To be done:
Omit the pictures and output every entry below exactly as written.

[Records from a collection]
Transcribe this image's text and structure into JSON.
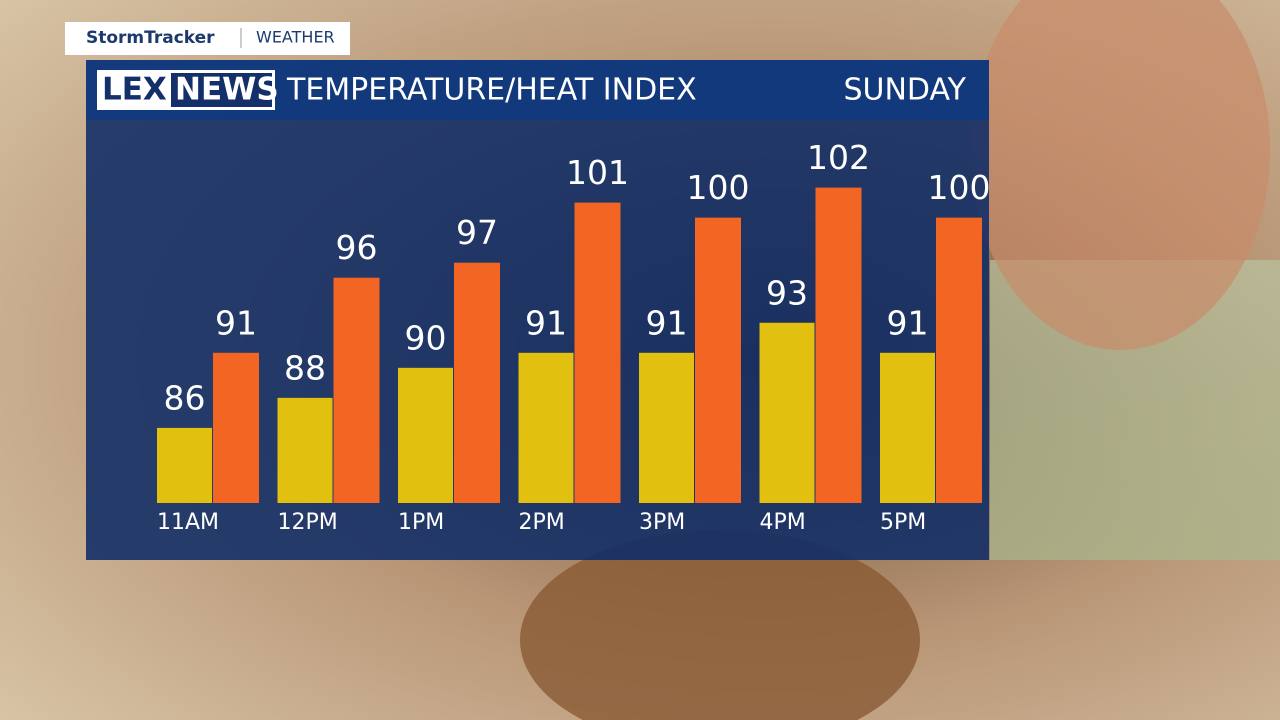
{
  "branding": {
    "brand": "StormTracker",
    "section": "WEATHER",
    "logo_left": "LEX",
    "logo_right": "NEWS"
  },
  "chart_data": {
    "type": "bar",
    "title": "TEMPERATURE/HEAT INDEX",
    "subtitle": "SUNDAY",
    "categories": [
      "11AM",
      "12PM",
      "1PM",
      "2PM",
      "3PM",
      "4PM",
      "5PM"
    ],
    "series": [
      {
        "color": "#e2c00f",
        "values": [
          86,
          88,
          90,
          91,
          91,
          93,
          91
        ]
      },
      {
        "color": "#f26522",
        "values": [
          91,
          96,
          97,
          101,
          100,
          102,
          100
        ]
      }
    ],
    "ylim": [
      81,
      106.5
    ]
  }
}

Task response:
Transcribe this image's text and structure into JSON.
{
  "branding": {
    "brand": "StormTracker",
    "section": "WEATHER",
    "logo_left": "LEX",
    "logo_right": "NEWS"
  },
  "chart_data": {
    "type": "bar",
    "title": "TEMPERATURE/HEAT INDEX",
    "subtitle": "SUNDAY",
    "categories": [
      "11AM",
      "12PM",
      "1PM",
      "2PM",
      "3PM",
      "4PM",
      "5PM"
    ],
    "series": [
      {
        "color": "#e2c00f",
        "values": [
          86,
          88,
          90,
          91,
          91,
          93,
          91
        ]
      },
      {
        "color": "#f26522",
        "values": [
          91,
          96,
          97,
          101,
          100,
          102,
          100
        ]
      }
    ],
    "ylim": [
      81,
      106.5
    ]
  }
}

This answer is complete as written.